# Your task:
Could you copy every line from the material below in which "bana" appears?

# Provided material:
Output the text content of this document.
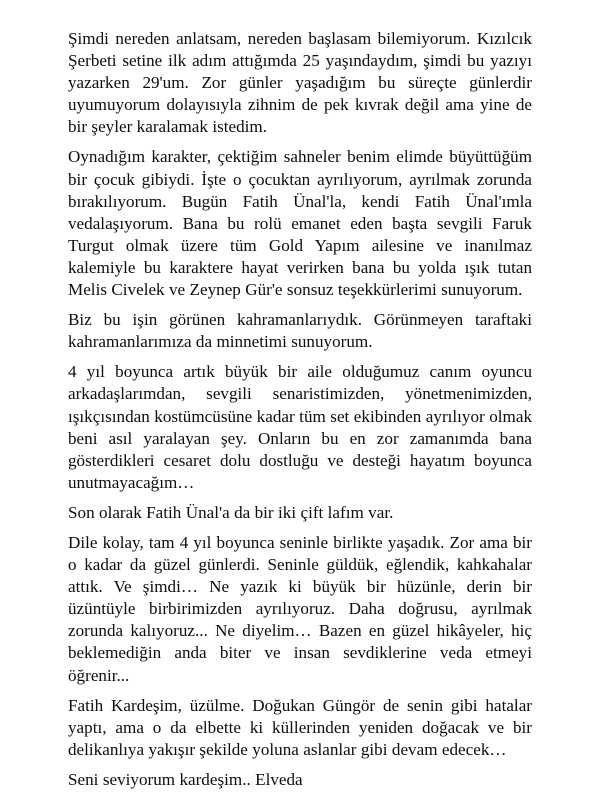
Şimdi nereden anlatsam, nereden başlasam bilemiyorum. Kızılcık Şerbeti setine ilk adım attığımda 25 yaşındaydım, şimdi bu yazıyı yazarken 29'um. Zor günler yaşadığım bu süreçte günlerdir uyumuyorum dolayısıyla zihnim de pek kıvrak değil ama yine de bir şeyler karalamak istedim.

Oynadığım karakter, çektiğim sahneler benim elimde büyüttüğüm bir çocuk gibiydi. İşte o çocuktan ayrılıyorum, ayrılmak zorunda bırakılıyorum. Bugün Fatih Ünal'la, kendi Fatih Ünal'ımla vedalaşıyorum. Bana bu rolü emanet eden başta sevgili Faruk Turgut olmak üzere tüm Gold Yapım ailesine ve inanılmaz kalemiyle bu karaktere hayat verirken bana bu yolda ışık tutan Melis Civelek ve Zeynep Gür'e sonsuz teşekkürlerimi sunuyorum.

Biz bu işin görünen kahramanlarıydık. Görünmeyen taraftaki kahramanlarımıza da minnetimi sunuyorum.

4 yıl boyunca artık büyük bir aile olduğumuz canım oyuncu arkadaşlarımdan, sevgili senaristimizden, yönetmenimizden, ışıkçısından kostümcüsüne kadar tüm set ekibinden ayrılıyor olmak beni asıl yaralayan şey. Onların bu en zor zamanımda bana gösterdikleri cesaret dolu dostluğu ve desteği hayatım boyunca unutmayacağım…

Son olarak Fatih Ünal'a da bir iki çift lafım var.

Dile kolay, tam 4 yıl boyunca seninle birlikte yaşadık. Zor ama bir o kadar da güzel günlerdi. Seninle güldük, eğlendik, kahkahalar attık. Ve şimdi… Ne yazık ki büyük bir hüzünle, derin bir üzüntüyle birbirimizden ayrılıyoruz. Daha doğrusu, ayrılmak zorunda kalıyoruz... Ne diyelim… Bazen en güzel hikâyeler, hiç beklemediğin anda biter ve insan sevdiklerine veda etmeyi öğrenir...

Fatih Kardeşim, üzülme. Doğukan Güngör de senin gibi hatalar yaptı, ama o da elbette ki küllerinden yeniden doğacak ve bir delikanlıya yakışır şekilde yoluna aslanlar gibi devam edecek…

Seni seviyorum kardeşim.. Elveda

# Task result:
Oynadığım karakter, çektiğim sahneler benim elimde büyüttüğüm bir çocuk gibiydi. İşte o çocuktan ayrılıyorum, ayrılmak zorunda bırakılıyorum. Bugün Fatih Ünal'la, kendi Fatih Ünal'ımla vedalaşıyorum. Bana bu rolü emanet eden başta sevgili Faruk Turgut olmak üzere tüm Gold Yapım ailesine ve inanılmaz kalemiyle bu karaktere hayat verirken bana bu yolda ışık tutan Melis Civelek ve Zeynep Gür'e sonsuz teşekkürlerimi sunuyorum.
4 yıl boyunca artık büyük bir aile olduğumuz canım oyuncu arkadaşlarımdan, sevgili senaristimizden, yönetmenimizden, ışıkçısından kostümcüsüne kadar tüm set ekibinden ayrılıyor olmak beni asıl yaralayan şey. Onların bu en zor zamanımda bana gösterdikleri cesaret dolu dostluğu ve desteği hayatım boyunca unutmayacağım…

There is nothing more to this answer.